** Start of Excerpted records **

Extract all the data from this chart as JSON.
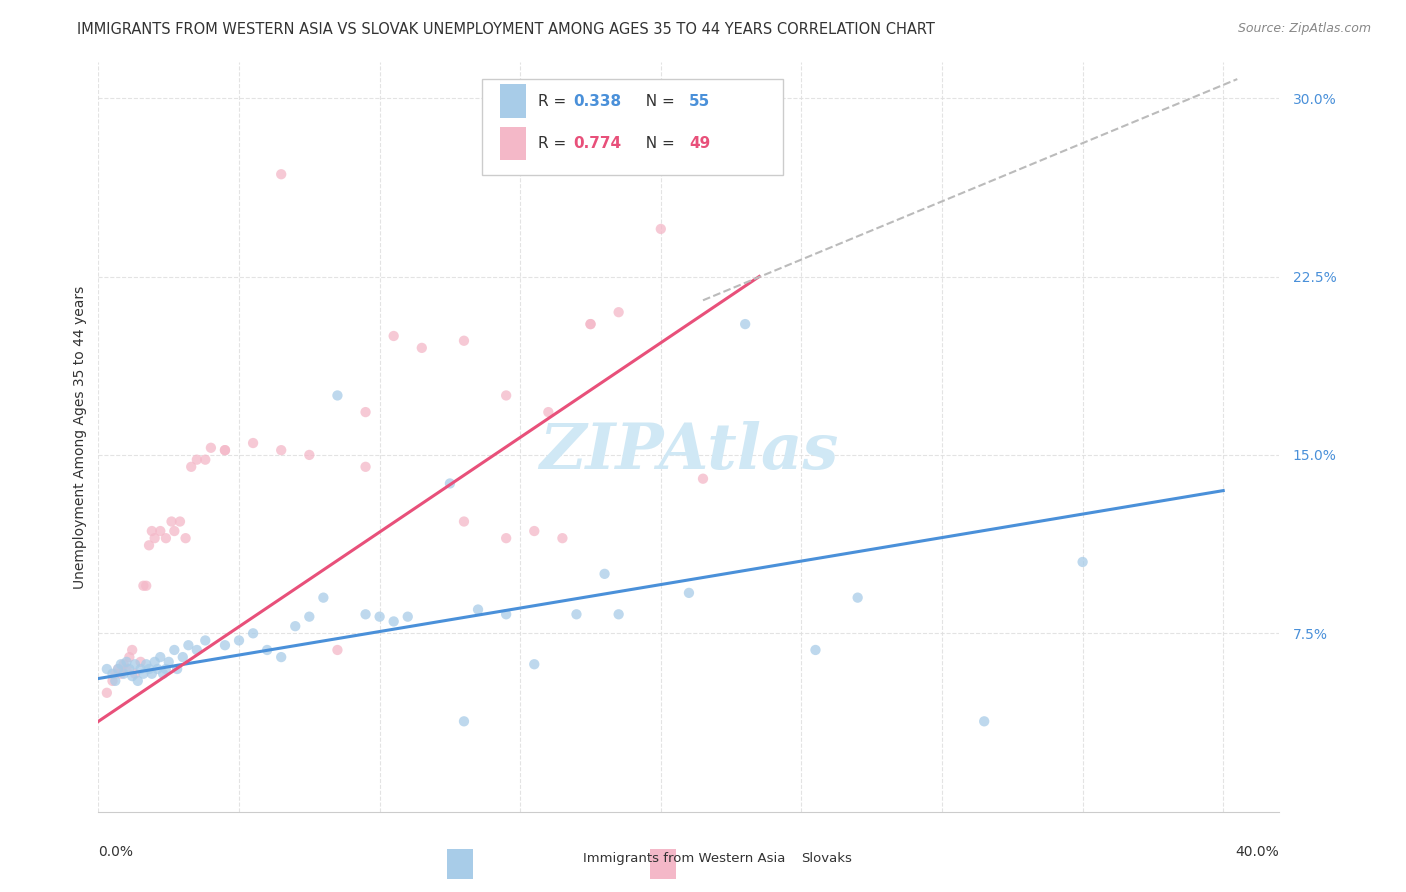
{
  "title": "IMMIGRANTS FROM WESTERN ASIA VS SLOVAK UNEMPLOYMENT AMONG AGES 35 TO 44 YEARS CORRELATION CHART",
  "source": "Source: ZipAtlas.com",
  "ylabel": "Unemployment Among Ages 35 to 44 years",
  "ytick_vals": [
    0.075,
    0.15,
    0.225,
    0.3
  ],
  "ytick_labels": [
    "7.5%",
    "15.0%",
    "22.5%",
    "30.0%"
  ],
  "xlim": [
    0.0,
    0.42
  ],
  "ylim": [
    0.0,
    0.315
  ],
  "legend_r_blue": "0.338",
  "legend_n_blue": "55",
  "legend_r_pink": "0.774",
  "legend_n_pink": "49",
  "legend_label_blue": "Immigrants from Western Asia",
  "legend_label_pink": "Slovaks",
  "blue_color": "#a8cce8",
  "pink_color": "#f4b8c8",
  "blue_line_color": "#4a90d9",
  "pink_line_color": "#e8507a",
  "dashed_line_color": "#bbbbbb",
  "text_color": "#333333",
  "ytick_color": "#4a90d9",
  "watermark_color": "#d0e8f5",
  "blue_scatter_x": [
    0.003,
    0.005,
    0.006,
    0.007,
    0.008,
    0.009,
    0.01,
    0.011,
    0.012,
    0.013,
    0.014,
    0.015,
    0.016,
    0.017,
    0.018,
    0.019,
    0.02,
    0.021,
    0.022,
    0.023,
    0.024,
    0.025,
    0.027,
    0.028,
    0.03,
    0.032,
    0.035,
    0.038,
    0.045,
    0.05,
    0.055,
    0.06,
    0.065,
    0.07,
    0.075,
    0.08,
    0.085,
    0.095,
    0.1,
    0.105,
    0.11,
    0.125,
    0.135,
    0.145,
    0.155,
    0.17,
    0.185,
    0.21,
    0.23,
    0.255,
    0.27,
    0.315,
    0.35,
    0.18,
    0.13
  ],
  "blue_scatter_y": [
    0.06,
    0.058,
    0.055,
    0.06,
    0.062,
    0.058,
    0.063,
    0.06,
    0.057,
    0.062,
    0.055,
    0.06,
    0.058,
    0.062,
    0.06,
    0.058,
    0.063,
    0.06,
    0.065,
    0.058,
    0.06,
    0.063,
    0.068,
    0.06,
    0.065,
    0.07,
    0.068,
    0.072,
    0.07,
    0.072,
    0.075,
    0.068,
    0.065,
    0.078,
    0.082,
    0.09,
    0.175,
    0.083,
    0.082,
    0.08,
    0.082,
    0.138,
    0.085,
    0.083,
    0.062,
    0.083,
    0.083,
    0.092,
    0.205,
    0.068,
    0.09,
    0.038,
    0.105,
    0.1,
    0.038
  ],
  "pink_scatter_x": [
    0.003,
    0.005,
    0.006,
    0.007,
    0.008,
    0.009,
    0.01,
    0.011,
    0.012,
    0.013,
    0.015,
    0.016,
    0.017,
    0.018,
    0.019,
    0.02,
    0.022,
    0.024,
    0.026,
    0.027,
    0.029,
    0.031,
    0.033,
    0.035,
    0.038,
    0.04,
    0.045,
    0.055,
    0.065,
    0.075,
    0.085,
    0.095,
    0.105,
    0.115,
    0.13,
    0.145,
    0.155,
    0.165,
    0.175,
    0.185,
    0.2,
    0.215,
    0.16,
    0.145,
    0.175,
    0.13,
    0.095,
    0.065,
    0.045
  ],
  "pink_scatter_y": [
    0.05,
    0.055,
    0.058,
    0.06,
    0.058,
    0.062,
    0.06,
    0.065,
    0.068,
    0.058,
    0.063,
    0.095,
    0.095,
    0.112,
    0.118,
    0.115,
    0.118,
    0.115,
    0.122,
    0.118,
    0.122,
    0.115,
    0.145,
    0.148,
    0.148,
    0.153,
    0.152,
    0.155,
    0.152,
    0.15,
    0.068,
    0.145,
    0.2,
    0.195,
    0.122,
    0.115,
    0.118,
    0.115,
    0.205,
    0.21,
    0.245,
    0.14,
    0.168,
    0.175,
    0.205,
    0.198,
    0.168,
    0.268,
    0.152
  ],
  "blue_line_x": [
    0.0,
    0.4
  ],
  "blue_line_y": [
    0.056,
    0.135
  ],
  "pink_line_x": [
    0.0,
    0.235
  ],
  "pink_line_y": [
    0.038,
    0.225
  ],
  "dashed_line_x": [
    0.215,
    0.405
  ],
  "dashed_line_y": [
    0.215,
    0.308
  ],
  "title_fontsize": 10.5,
  "source_fontsize": 9,
  "axis_label_fontsize": 10,
  "tick_fontsize": 10,
  "legend_fontsize": 11,
  "scatter_size": 55,
  "scatter_alpha": 0.75,
  "background_color": "#ffffff",
  "grid_color": "#e0e0e0",
  "grid_style": "--"
}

** End of Excerpted records **

[What to do] Reproduce each entry precisely, dropping only the pictures.

[Exercise response]
Extract all the data from this chart as JSON.
{
  "title": "IMMIGRANTS FROM WESTERN ASIA VS SLOVAK UNEMPLOYMENT AMONG AGES 35 TO 44 YEARS CORRELATION CHART",
  "source": "Source: ZipAtlas.com",
  "ylabel": "Unemployment Among Ages 35 to 44 years",
  "ytick_vals": [
    0.075,
    0.15,
    0.225,
    0.3
  ],
  "ytick_labels": [
    "7.5%",
    "15.0%",
    "22.5%",
    "30.0%"
  ],
  "xlim": [
    0.0,
    0.42
  ],
  "ylim": [
    0.0,
    0.315
  ],
  "legend_r_blue": "0.338",
  "legend_n_blue": "55",
  "legend_r_pink": "0.774",
  "legend_n_pink": "49",
  "legend_label_blue": "Immigrants from Western Asia",
  "legend_label_pink": "Slovaks",
  "blue_color": "#a8cce8",
  "pink_color": "#f4b8c8",
  "blue_line_color": "#4a90d9",
  "pink_line_color": "#e8507a",
  "dashed_line_color": "#bbbbbb",
  "text_color": "#333333",
  "ytick_color": "#4a90d9",
  "watermark_color": "#d0e8f5",
  "blue_scatter_x": [
    0.003,
    0.005,
    0.006,
    0.007,
    0.008,
    0.009,
    0.01,
    0.011,
    0.012,
    0.013,
    0.014,
    0.015,
    0.016,
    0.017,
    0.018,
    0.019,
    0.02,
    0.021,
    0.022,
    0.023,
    0.024,
    0.025,
    0.027,
    0.028,
    0.03,
    0.032,
    0.035,
    0.038,
    0.045,
    0.05,
    0.055,
    0.06,
    0.065,
    0.07,
    0.075,
    0.08,
    0.085,
    0.095,
    0.1,
    0.105,
    0.11,
    0.125,
    0.135,
    0.145,
    0.155,
    0.17,
    0.185,
    0.21,
    0.23,
    0.255,
    0.27,
    0.315,
    0.35,
    0.18,
    0.13
  ],
  "blue_scatter_y": [
    0.06,
    0.058,
    0.055,
    0.06,
    0.062,
    0.058,
    0.063,
    0.06,
    0.057,
    0.062,
    0.055,
    0.06,
    0.058,
    0.062,
    0.06,
    0.058,
    0.063,
    0.06,
    0.065,
    0.058,
    0.06,
    0.063,
    0.068,
    0.06,
    0.065,
    0.07,
    0.068,
    0.072,
    0.07,
    0.072,
    0.075,
    0.068,
    0.065,
    0.078,
    0.082,
    0.09,
    0.175,
    0.083,
    0.082,
    0.08,
    0.082,
    0.138,
    0.085,
    0.083,
    0.062,
    0.083,
    0.083,
    0.092,
    0.205,
    0.068,
    0.09,
    0.038,
    0.105,
    0.1,
    0.038
  ],
  "pink_scatter_x": [
    0.003,
    0.005,
    0.006,
    0.007,
    0.008,
    0.009,
    0.01,
    0.011,
    0.012,
    0.013,
    0.015,
    0.016,
    0.017,
    0.018,
    0.019,
    0.02,
    0.022,
    0.024,
    0.026,
    0.027,
    0.029,
    0.031,
    0.033,
    0.035,
    0.038,
    0.04,
    0.045,
    0.055,
    0.065,
    0.075,
    0.085,
    0.095,
    0.105,
    0.115,
    0.13,
    0.145,
    0.155,
    0.165,
    0.175,
    0.185,
    0.2,
    0.215,
    0.16,
    0.145,
    0.175,
    0.13,
    0.095,
    0.065,
    0.045
  ],
  "pink_scatter_y": [
    0.05,
    0.055,
    0.058,
    0.06,
    0.058,
    0.062,
    0.06,
    0.065,
    0.068,
    0.058,
    0.063,
    0.095,
    0.095,
    0.112,
    0.118,
    0.115,
    0.118,
    0.115,
    0.122,
    0.118,
    0.122,
    0.115,
    0.145,
    0.148,
    0.148,
    0.153,
    0.152,
    0.155,
    0.152,
    0.15,
    0.068,
    0.145,
    0.2,
    0.195,
    0.122,
    0.115,
    0.118,
    0.115,
    0.205,
    0.21,
    0.245,
    0.14,
    0.168,
    0.175,
    0.205,
    0.198,
    0.168,
    0.268,
    0.152
  ],
  "blue_line_x": [
    0.0,
    0.4
  ],
  "blue_line_y": [
    0.056,
    0.135
  ],
  "pink_line_x": [
    0.0,
    0.235
  ],
  "pink_line_y": [
    0.038,
    0.225
  ],
  "dashed_line_x": [
    0.215,
    0.405
  ],
  "dashed_line_y": [
    0.215,
    0.308
  ],
  "title_fontsize": 10.5,
  "source_fontsize": 9,
  "axis_label_fontsize": 10,
  "tick_fontsize": 10,
  "legend_fontsize": 11,
  "scatter_size": 55,
  "scatter_alpha": 0.75,
  "background_color": "#ffffff",
  "grid_color": "#e0e0e0",
  "grid_style": "--"
}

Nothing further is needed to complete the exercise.